▽

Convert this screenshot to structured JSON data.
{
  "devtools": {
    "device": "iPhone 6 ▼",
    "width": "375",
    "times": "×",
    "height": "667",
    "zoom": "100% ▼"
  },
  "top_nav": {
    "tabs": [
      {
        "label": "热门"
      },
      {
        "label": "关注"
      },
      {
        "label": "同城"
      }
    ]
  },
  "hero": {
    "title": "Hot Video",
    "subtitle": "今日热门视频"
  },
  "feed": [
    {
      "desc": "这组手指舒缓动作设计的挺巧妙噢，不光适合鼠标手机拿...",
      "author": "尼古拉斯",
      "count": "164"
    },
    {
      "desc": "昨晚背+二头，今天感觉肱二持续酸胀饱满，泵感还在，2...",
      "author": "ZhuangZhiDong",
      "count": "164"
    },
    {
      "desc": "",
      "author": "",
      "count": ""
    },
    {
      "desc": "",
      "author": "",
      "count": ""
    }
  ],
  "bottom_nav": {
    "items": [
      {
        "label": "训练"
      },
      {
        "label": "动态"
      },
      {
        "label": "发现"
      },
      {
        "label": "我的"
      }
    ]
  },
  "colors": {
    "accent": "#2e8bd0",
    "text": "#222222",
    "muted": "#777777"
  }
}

△

GIVEN REQUEST —
From the listing above, copy every line that holds the string "author".

TASK RESULT —
      "author": "尼古拉斯",
      "author": "ZhuangZhiDong",
      "author": "",
      "author": "",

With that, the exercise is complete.